- _SET EXERCISE_
Extract all lines that hold the string "纸复印件".

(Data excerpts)
□ □ □ □ □ □ □

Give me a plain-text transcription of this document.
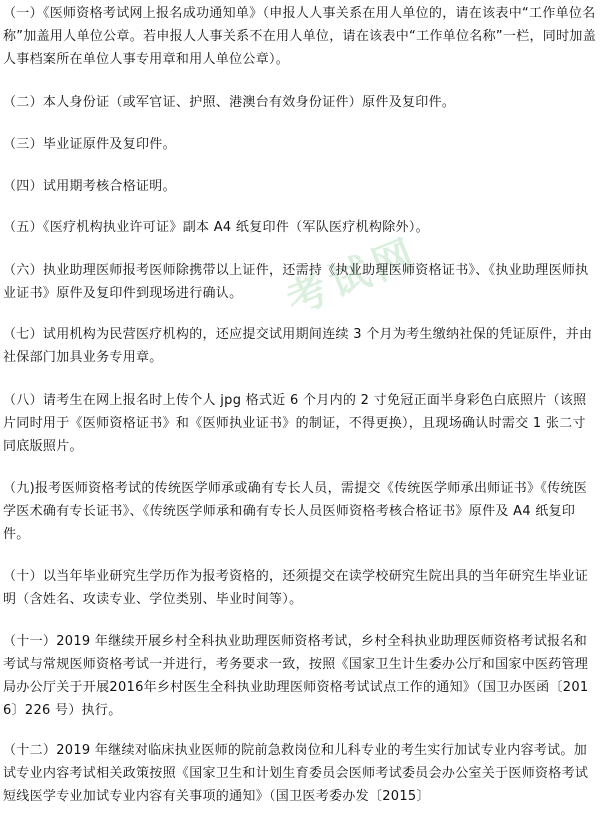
考试网

（一）《医师资格考试网上报名成功通知单》（申报人人事关系在用人单位的，请在该表中“工作单位名称”加盖用人单位公章。若申报人人事关系不在用人单位，请在该表中“工作单位名称”一栏，同时加盖人事档案所在单位人事专用章和用人单位公章）。

（二）本人身份证（或军官证、护照、港澳台有效身份证件）原件及复印件。

（三）毕业证原件及复印件。

（四）试用期考核合格证明。

（五）《医疗机构执业许可证》副本 A4 纸复印件（军队医疗机构除外）。

（六）执业助理医师报考医师除携带以上证件，还需持《执业助理医师资格证书》、《执业助理医师执业证书》原件及复印件到现场进行确认。

（七）试用机构为民营医疗机构的，还应提交试用期间连续 3 个月为考生缴纳社保的凭证原件，并由社保部门加具业务专用章。

（八）请考生在网上报名时上传个人 jpg 格式近 6 个月内的 2 寸免冠正面半身彩色白底照片（该照片同时用于《医师资格证书》和《医师执业证书》的制证，不得更换），且现场确认时需交 1 张二寸同底版照片。

（九)报考医师资格考试的传统医学师承或确有专长人员，需提交《传统医学师承出师证书》《传统医学医术确有专长证书》、《传统医学师承和确有专长人员医师资格考核合格证书》原件及 A4 纸复印件。

（十）以当年毕业研究生学历作为报考资格的，还须提交在读学校研究生院出具的当年研究生毕业证明（含姓名、攻读专业、学位类别、毕业时间等）。

（十一）2019 年继续开展乡村全科执业助理医师资格考试，乡村全科执业助理医师资格考试报名和考试与常规医师资格考试一并进行，考务要求一致，按照《国家卫生计生委办公厅和国家中医药管理局办公厅关于开展2016年乡村医生全科执业助理医师资格考试试点工作的通知》（国卫办医函〔2016〕226 号）执行。

（十二）2019 年继续对临床执业医师的院前急救岗位和儿科专业的考生实行加试专业内容考试。加试专业内容考试相关政策按照《国家卫生和计划生育委员会医师考试委员会办公室关于医师资格考试短线医学专业加试专业内容有关事项的通知》（国卫医考委办发〔2015〕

□ □ □ □ □ □ □

- _SOLUTION TO THE PROBLEM_
（五）《医疗机构执业许可证》副本 A4 纸复印件（军队医疗机构除外）。
（九)报考医师资格考试的传统医学师承或确有专长人员，需提交《传统医学师承出师证书》《传统医学医术确有专长证书》、《传统医学师承和确有专长人员医师资格考核合格证书》原件及 A4 纸复印件。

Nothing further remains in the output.